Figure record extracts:
** start **

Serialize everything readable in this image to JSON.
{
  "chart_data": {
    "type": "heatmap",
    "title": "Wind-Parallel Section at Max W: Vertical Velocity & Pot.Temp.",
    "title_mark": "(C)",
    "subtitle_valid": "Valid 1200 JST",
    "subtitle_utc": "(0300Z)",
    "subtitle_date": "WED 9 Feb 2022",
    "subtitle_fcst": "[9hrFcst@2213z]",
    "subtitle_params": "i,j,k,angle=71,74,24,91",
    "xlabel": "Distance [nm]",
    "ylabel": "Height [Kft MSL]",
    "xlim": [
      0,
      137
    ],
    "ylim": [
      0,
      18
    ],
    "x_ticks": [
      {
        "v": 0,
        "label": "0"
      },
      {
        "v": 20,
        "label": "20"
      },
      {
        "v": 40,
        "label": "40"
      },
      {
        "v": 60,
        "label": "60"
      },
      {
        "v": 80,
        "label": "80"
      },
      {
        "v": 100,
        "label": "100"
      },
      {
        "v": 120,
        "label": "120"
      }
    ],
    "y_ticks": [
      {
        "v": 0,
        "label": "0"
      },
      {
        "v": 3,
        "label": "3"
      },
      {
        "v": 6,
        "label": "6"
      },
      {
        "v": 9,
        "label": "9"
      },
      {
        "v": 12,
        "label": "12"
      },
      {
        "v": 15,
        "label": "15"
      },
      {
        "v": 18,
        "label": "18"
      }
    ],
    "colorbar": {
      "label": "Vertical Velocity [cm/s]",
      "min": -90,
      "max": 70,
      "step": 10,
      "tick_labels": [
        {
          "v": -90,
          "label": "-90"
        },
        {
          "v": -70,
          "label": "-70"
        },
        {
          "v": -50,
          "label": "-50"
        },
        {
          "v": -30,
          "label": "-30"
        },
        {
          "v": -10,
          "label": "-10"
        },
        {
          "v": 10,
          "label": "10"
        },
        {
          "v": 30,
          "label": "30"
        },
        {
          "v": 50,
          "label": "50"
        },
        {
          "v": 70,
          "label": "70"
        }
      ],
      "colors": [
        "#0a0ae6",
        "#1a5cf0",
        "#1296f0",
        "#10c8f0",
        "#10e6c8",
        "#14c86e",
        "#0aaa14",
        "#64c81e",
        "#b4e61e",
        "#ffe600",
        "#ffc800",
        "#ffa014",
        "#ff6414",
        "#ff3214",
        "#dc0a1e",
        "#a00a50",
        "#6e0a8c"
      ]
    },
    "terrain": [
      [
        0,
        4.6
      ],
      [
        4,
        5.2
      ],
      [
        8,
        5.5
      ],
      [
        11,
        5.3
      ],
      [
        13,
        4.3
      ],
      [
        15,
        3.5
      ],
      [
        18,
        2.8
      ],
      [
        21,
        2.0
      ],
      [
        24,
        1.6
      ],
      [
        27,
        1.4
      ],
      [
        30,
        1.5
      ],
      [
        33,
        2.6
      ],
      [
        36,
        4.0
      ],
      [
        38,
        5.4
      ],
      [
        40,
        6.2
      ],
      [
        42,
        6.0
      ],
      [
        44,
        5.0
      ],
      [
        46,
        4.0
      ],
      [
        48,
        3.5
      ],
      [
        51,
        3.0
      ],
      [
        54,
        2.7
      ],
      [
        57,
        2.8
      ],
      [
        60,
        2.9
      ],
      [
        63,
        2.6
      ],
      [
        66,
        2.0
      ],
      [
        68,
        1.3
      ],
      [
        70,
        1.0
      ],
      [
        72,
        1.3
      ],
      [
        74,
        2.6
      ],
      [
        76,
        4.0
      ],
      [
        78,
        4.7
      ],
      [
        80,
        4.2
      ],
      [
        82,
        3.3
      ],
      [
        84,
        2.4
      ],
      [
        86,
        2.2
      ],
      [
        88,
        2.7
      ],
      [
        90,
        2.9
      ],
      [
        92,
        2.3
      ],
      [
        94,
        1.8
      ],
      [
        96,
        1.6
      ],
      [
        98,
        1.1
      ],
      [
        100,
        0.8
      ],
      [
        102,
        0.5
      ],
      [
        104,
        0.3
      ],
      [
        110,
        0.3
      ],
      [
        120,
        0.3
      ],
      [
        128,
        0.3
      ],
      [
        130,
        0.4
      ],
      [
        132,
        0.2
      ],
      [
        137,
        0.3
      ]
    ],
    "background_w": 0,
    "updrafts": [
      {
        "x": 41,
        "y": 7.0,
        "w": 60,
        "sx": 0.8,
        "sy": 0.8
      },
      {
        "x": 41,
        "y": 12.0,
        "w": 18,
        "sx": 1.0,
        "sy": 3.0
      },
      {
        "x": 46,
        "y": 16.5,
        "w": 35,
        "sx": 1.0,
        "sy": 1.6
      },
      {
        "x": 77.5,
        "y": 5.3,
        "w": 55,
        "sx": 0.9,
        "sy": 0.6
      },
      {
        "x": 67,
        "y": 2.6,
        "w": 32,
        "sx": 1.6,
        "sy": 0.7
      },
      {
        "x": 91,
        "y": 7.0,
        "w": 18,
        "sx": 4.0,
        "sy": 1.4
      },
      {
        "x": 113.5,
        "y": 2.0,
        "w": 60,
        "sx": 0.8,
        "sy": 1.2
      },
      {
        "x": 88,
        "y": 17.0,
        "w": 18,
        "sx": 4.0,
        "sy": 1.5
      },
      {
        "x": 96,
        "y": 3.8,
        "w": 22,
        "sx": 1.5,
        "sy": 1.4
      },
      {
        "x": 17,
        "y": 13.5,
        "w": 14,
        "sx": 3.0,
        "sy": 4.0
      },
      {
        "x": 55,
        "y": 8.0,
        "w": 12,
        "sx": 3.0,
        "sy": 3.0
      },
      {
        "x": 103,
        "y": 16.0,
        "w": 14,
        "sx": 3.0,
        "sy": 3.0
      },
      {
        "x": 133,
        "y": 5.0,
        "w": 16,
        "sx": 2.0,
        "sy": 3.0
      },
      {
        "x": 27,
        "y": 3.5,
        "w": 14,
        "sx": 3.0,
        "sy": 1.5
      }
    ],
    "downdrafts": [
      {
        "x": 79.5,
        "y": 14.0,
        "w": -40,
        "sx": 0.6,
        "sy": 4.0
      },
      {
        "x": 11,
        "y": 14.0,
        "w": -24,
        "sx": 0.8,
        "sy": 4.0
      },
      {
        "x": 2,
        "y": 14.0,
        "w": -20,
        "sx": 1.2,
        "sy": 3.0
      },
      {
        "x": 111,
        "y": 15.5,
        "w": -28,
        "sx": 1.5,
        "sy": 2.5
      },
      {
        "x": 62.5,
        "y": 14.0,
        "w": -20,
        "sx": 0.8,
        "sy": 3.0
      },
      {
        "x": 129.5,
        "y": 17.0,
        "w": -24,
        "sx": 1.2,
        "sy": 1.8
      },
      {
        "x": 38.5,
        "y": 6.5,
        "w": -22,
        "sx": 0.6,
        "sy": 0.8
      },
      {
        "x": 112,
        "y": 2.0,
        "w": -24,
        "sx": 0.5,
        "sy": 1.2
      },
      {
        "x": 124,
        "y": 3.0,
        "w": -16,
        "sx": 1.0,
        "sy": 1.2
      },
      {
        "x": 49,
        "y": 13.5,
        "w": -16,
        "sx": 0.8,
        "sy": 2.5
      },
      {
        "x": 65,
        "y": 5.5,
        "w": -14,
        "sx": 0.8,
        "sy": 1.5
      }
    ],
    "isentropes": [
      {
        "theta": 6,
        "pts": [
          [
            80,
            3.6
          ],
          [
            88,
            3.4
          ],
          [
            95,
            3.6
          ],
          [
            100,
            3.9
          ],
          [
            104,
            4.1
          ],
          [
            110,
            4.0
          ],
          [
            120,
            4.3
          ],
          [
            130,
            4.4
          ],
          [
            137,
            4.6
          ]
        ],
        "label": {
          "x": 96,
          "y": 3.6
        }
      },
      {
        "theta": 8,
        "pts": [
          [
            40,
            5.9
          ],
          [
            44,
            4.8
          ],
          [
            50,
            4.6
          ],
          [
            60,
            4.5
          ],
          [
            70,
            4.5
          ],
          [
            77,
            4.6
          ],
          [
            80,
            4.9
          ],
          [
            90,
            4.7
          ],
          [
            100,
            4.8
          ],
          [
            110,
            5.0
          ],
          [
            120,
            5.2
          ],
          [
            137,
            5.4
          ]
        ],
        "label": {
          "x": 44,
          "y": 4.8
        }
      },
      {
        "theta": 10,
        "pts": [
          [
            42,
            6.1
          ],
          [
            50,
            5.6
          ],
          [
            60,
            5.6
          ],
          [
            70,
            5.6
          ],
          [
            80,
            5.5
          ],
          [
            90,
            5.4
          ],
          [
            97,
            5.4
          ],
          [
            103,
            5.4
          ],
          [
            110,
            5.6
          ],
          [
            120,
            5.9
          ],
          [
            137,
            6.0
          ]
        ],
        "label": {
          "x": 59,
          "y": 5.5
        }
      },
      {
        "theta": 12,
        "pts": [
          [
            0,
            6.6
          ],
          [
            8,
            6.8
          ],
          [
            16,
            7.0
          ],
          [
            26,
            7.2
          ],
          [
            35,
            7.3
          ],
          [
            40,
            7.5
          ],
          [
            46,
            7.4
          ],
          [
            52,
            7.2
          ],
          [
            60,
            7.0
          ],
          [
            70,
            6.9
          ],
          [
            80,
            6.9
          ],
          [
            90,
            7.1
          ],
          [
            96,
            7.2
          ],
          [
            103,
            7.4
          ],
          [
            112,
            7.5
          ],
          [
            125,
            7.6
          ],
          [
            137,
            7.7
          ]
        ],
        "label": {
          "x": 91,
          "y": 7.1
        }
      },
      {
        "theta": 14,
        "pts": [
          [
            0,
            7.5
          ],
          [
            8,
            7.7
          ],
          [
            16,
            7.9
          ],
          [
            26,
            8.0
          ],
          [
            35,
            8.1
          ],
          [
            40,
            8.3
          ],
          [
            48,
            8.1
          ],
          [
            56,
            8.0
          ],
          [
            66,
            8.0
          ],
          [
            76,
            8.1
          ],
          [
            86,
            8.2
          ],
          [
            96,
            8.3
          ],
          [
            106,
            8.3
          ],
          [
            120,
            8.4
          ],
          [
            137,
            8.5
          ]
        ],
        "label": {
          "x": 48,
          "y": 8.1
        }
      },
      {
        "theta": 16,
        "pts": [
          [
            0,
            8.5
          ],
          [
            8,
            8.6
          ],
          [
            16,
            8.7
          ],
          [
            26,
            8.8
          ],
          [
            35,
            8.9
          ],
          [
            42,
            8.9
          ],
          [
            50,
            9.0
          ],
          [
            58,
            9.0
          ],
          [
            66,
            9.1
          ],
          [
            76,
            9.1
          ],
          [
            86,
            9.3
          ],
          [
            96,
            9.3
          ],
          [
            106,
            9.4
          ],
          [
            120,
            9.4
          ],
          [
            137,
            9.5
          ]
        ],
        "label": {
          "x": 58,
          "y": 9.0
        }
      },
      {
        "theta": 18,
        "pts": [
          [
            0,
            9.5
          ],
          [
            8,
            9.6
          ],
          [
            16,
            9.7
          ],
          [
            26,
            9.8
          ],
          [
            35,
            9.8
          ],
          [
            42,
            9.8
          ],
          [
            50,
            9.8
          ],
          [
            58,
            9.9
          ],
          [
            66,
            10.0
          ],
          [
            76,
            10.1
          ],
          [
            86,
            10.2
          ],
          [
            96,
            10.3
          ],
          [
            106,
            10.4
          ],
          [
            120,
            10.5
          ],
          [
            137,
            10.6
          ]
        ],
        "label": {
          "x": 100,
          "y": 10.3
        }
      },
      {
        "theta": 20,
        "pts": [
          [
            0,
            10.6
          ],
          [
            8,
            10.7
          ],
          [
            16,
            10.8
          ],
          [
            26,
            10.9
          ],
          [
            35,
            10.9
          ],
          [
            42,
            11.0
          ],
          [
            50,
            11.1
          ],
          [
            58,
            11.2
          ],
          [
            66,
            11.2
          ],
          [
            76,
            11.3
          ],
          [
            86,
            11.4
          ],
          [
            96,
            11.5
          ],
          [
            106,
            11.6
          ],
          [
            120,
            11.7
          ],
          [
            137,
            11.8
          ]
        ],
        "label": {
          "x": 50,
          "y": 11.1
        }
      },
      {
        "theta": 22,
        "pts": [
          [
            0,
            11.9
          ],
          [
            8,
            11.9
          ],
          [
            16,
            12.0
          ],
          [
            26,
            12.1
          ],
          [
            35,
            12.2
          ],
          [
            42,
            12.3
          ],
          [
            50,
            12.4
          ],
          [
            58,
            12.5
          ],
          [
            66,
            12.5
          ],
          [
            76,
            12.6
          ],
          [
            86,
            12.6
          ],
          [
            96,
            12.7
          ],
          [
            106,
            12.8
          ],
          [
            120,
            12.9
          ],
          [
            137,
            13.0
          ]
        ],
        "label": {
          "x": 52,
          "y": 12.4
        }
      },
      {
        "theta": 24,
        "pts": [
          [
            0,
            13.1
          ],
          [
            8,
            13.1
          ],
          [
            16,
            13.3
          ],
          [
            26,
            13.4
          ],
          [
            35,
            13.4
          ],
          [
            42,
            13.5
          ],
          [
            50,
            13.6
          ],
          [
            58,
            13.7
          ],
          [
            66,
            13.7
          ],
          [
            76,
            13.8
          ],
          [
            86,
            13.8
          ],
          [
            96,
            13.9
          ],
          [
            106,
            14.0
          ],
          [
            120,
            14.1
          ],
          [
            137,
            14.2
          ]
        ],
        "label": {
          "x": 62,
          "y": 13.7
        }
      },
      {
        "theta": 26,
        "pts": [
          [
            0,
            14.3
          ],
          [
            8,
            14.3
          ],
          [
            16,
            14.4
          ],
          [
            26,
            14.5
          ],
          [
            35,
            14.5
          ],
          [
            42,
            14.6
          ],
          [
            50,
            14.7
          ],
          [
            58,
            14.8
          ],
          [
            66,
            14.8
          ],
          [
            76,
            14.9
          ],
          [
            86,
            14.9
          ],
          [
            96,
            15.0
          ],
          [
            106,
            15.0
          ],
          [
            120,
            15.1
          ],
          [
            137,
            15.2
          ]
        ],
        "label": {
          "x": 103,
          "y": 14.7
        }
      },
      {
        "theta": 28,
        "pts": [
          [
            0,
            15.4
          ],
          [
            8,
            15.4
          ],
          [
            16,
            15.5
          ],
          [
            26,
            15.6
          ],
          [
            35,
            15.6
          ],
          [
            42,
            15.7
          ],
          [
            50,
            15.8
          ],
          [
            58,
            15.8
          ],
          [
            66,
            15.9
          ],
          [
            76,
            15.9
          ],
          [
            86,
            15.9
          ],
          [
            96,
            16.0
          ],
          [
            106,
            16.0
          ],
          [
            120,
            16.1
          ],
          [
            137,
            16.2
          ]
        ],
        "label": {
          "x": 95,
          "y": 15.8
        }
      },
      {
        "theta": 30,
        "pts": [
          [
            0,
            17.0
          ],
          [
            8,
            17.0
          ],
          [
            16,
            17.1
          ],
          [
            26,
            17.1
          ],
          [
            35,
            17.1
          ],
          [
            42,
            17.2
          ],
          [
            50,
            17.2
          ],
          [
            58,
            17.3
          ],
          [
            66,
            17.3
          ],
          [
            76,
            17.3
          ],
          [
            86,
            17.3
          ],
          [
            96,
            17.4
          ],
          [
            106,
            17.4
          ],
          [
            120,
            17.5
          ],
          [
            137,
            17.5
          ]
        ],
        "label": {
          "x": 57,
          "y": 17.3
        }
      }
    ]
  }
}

** end **

### REQUEST
Search the listing for the word "Velocity" and return each line that holds it.

### FINISHED TASK
    "title": "Wind-Parallel Section at Max W: Vertical Velocity & Pot.Temp.",
      "label": "Vertical Velocity [cm/s]",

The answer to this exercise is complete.